Extracted material:
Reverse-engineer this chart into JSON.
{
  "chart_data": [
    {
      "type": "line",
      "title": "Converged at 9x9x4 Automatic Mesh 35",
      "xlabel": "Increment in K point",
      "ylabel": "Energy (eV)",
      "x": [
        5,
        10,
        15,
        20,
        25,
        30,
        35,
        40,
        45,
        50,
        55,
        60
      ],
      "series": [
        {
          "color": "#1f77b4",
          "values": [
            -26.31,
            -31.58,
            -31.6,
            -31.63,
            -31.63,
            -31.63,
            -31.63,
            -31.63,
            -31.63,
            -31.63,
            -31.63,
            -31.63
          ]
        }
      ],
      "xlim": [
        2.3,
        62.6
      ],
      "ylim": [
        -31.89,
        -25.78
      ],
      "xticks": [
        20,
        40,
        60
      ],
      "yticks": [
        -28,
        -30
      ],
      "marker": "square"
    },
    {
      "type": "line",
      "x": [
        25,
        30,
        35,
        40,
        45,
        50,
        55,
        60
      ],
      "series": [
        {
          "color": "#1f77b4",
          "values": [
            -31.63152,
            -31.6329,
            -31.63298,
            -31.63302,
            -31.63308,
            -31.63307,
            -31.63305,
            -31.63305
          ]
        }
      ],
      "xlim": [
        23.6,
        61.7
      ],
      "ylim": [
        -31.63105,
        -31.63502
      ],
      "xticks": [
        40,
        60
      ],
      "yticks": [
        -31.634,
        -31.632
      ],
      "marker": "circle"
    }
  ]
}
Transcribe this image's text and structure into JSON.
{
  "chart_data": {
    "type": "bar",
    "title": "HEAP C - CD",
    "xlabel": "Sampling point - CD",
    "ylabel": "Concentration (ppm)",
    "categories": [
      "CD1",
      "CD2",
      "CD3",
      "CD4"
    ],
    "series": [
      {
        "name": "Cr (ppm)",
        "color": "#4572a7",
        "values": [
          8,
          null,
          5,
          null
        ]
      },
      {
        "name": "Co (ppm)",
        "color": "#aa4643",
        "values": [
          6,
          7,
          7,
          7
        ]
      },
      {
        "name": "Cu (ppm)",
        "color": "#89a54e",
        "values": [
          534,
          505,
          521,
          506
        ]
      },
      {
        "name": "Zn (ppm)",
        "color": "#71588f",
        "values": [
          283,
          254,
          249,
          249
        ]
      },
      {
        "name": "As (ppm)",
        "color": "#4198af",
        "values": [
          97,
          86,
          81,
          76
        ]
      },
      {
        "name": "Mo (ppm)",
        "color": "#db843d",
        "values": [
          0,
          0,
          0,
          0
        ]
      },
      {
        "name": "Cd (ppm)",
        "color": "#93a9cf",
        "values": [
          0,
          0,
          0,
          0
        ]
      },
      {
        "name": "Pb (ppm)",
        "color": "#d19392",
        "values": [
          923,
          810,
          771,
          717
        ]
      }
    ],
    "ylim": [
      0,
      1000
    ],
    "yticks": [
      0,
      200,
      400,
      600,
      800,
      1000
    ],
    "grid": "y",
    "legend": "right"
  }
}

Exercise:
Retype the records above exactly.

Right answer:
Reverse-engineer this chart into JSON.
{
  "chart_data": [
    {
      "type": "line",
      "title": "Converged at 9x9x4 Automatic Mesh 35",
      "xlabel": "Increment in K point",
      "ylabel": "Energy (eV)",
      "x": [
        5,
        10,
        15,
        20,
        25,
        30,
        35,
        40,
        45,
        50,
        55,
        60
      ],
      "series": [
        {
          "color": "#1f77b4",
          "values": [
            -26.31,
            -31.58,
            -31.6,
            -31.63,
            -31.63,
            -31.63,
            -31.63,
            -31.63,
            -31.63,
            -31.63,
            -31.63,
            -31.63
          ]
        }
      ],
      "xlim": [
        2.3,
        62.6
      ],
      "ylim": [
        -31.89,
        -25.78
      ],
      "xticks": [
        20,
        40,
        60
      ],
      "yticks": [
        -28,
        -30
      ],
      "marker": "square"
    },
    {
      "type": "line",
      "x": [
        25,
        30,
        35,
        40,
        45,
        50,
        55,
        60
      ],
      "series": [
        {
          "color": "#1f77b4",
          "values": [
            -31.63152,
            -31.6329,
            -31.63298,
            -31.63302,
            -31.63308,
            -31.63307,
            -31.63305,
            -31.63305
          ]
        }
      ],
      "xlim": [
        23.6,
        61.7
      ],
      "ylim": [
        -31.63105,
        -31.63502
      ],
      "xticks": [
        40,
        60
      ],
      "yticks": [
        -31.634,
        -31.632
      ],
      "marker": "circle"
    }
  ]
}
Transcribe this image's text and structure into JSON.
{
  "chart_data": {
    "type": "bar",
    "title": "HEAP C - CD",
    "xlabel": "Sampling point - CD",
    "ylabel": "Concentration (ppm)",
    "categories": [
      "CD1",
      "CD2",
      "CD3",
      "CD4"
    ],
    "series": [
      {
        "name": "Cr (ppm)",
        "color": "#4572a7",
        "values": [
          8,
          null,
          5,
          null
        ]
      },
      {
        "name": "Co (ppm)",
        "color": "#aa4643",
        "values": [
          6,
          7,
          7,
          7
        ]
      },
      {
        "name": "Cu (ppm)",
        "color": "#89a54e",
        "values": [
          534,
          505,
          521,
          506
        ]
      },
      {
        "name": "Zn (ppm)",
        "color": "#71588f",
        "values": [
          283,
          254,
          249,
          249
        ]
      },
      {
        "name": "As (ppm)",
        "color": "#4198af",
        "values": [
          97,
          86,
          81,
          76
        ]
      },
      {
        "name": "Mo (ppm)",
        "color": "#db843d",
        "values": [
          0,
          0,
          0,
          0
        ]
      },
      {
        "name": "Cd (ppm)",
        "color": "#93a9cf",
        "values": [
          0,
          0,
          0,
          0
        ]
      },
      {
        "name": "Pb (ppm)",
        "color": "#d19392",
        "values": [
          923,
          810,
          771,
          717
        ]
      }
    ],
    "ylim": [
      0,
      1000
    ],
    "yticks": [
      0,
      200,
      400,
      600,
      800,
      1000
    ],
    "grid": "y",
    "legend": "right"
  }
}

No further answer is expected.